## [WORK TO COMPLETE]
Return the material exactly as supplied, apart from the pictures, which are omitted.

(Extracted records)

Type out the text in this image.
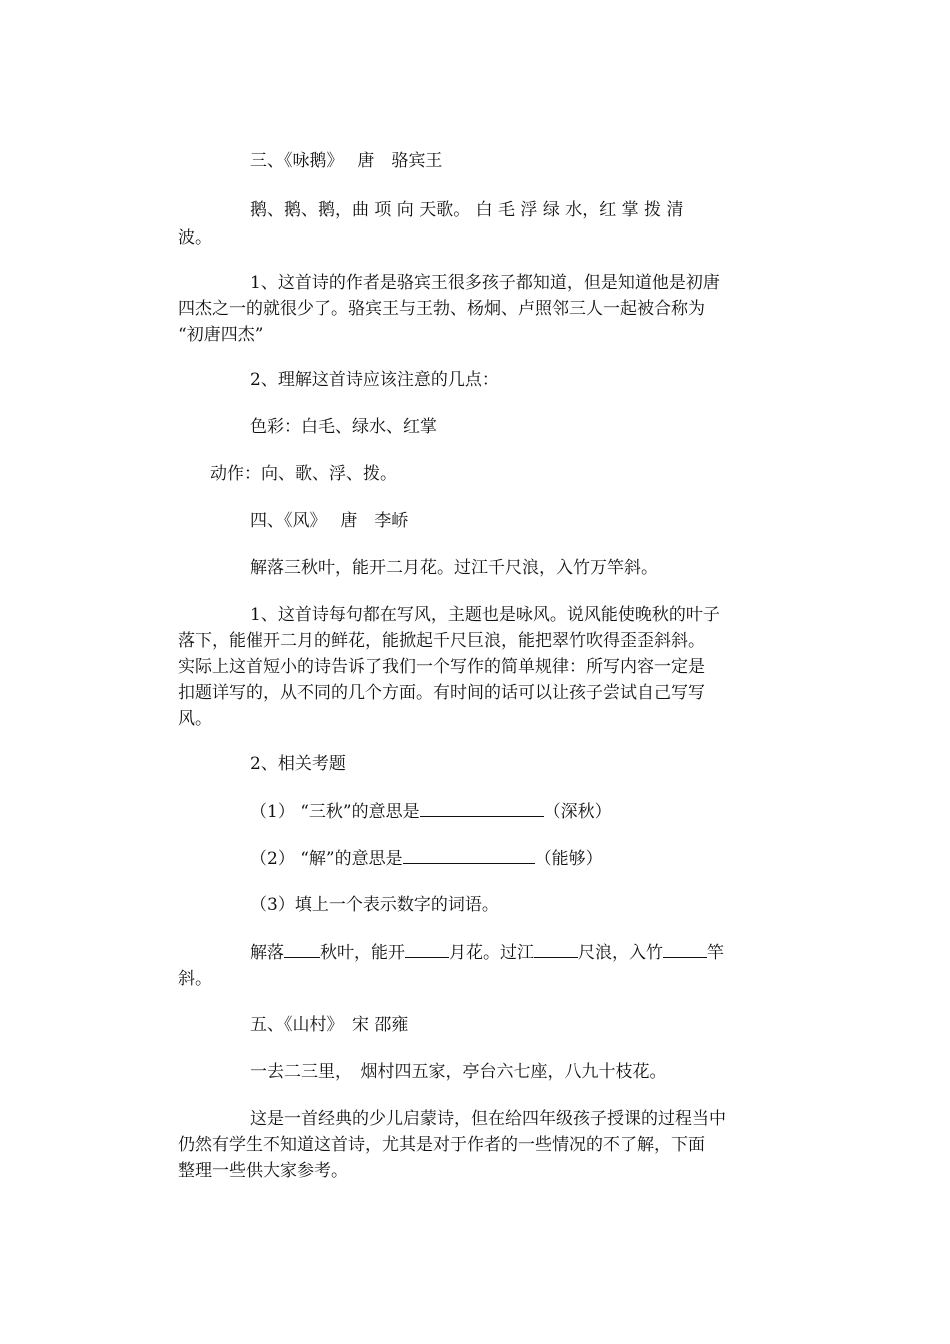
三、《咏鹅》　 唐　骆宾王

鹅、鹅、鹅，曲 项 向 天歌。 白 毛 浮 绿 水，红 掌 拨 清

波。

1、这首诗的作者是骆宾王很多孩子都知道，但是知道他是初唐

四杰之一的就很少了。骆宾王与王勃、杨炯、卢照邻三人一起被合称为

“初唐四杰”

2、理解这首诗应该注意的几点：

色彩：白毛、绿水、红掌

动作：向、歌、浮、拨。

四、《风》　 唐　李峤

解落三秋叶，能开二月花。过江千尺浪，入竹万竿斜。

1、这首诗每句都在写风，主题也是咏风。说风能使晚秋的叶子

落下，能催开二月的鲜花，能掀起千尺巨浪，能把翠竹吹得歪歪斜斜。

实际上这首短小的诗告诉了我们一个写作的简单规律：所写内容一定是

扣题详写的，从不同的几个方面。有时间的话可以让孩子尝试自己写写

风。

2、相关考题

（1） “三秋”的意思是	（深秋）

（2） “解”的意思是	（能够）

（3）填上一个表示数字的词语。

解落 秋叶，能开	月花。过江	尺浪，入竹	竿

斜。

五、《山村》　宋 邵雍

一去二三里，　烟村四五家，亭台六七座，八九十枝花。

这是一首经典的少儿启蒙诗，但在给四年级孩子授课的过程当中

仍然有学生不知道这首诗，尤其是对于作者的一些情况的不了解，下面

整理一些供大家参考。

## [ANSWER]
Type out the text in this image.
三、《咏鹅》　 唐　骆宾王

鹅、鹅、鹅，曲 项 向 天歌。 白 毛 浮 绿 水，红 掌 拨 清

波。

1、这首诗的作者是骆宾王很多孩子都知道，但是知道他是初唐

四杰之一的就很少了。骆宾王与王勃、杨炯、卢照邻三人一起被合称为

“初唐四杰”

2、理解这首诗应该注意的几点：

色彩：白毛、绿水、红掌

动作：向、歌、浮、拨。

四、《风》　 唐　李峤

解落三秋叶，能开二月花。过江千尺浪，入竹万竿斜。

1、这首诗每句都在写风，主题也是咏风。说风能使晚秋的叶子

落下，能催开二月的鲜花，能掀起千尺巨浪，能把翠竹吹得歪歪斜斜。

实际上这首短小的诗告诉了我们一个写作的简单规律：所写内容一定是

扣题详写的，从不同的几个方面。有时间的话可以让孩子尝试自己写写

风。

2、相关考题

（1） “三秋”的意思是	（深秋）

（2） “解”的意思是	（能够）

（3）填上一个表示数字的词语。

解落 秋叶，能开	月花。过江	尺浪，入竹	竿

斜。

五、《山村》　宋 邵雍

一去二三里，　烟村四五家，亭台六七座，八九十枝花。

这是一首经典的少儿启蒙诗，但在给四年级孩子授课的过程当中

仍然有学生不知道这首诗，尤其是对于作者的一些情况的不了解，下面

整理一些供大家参考。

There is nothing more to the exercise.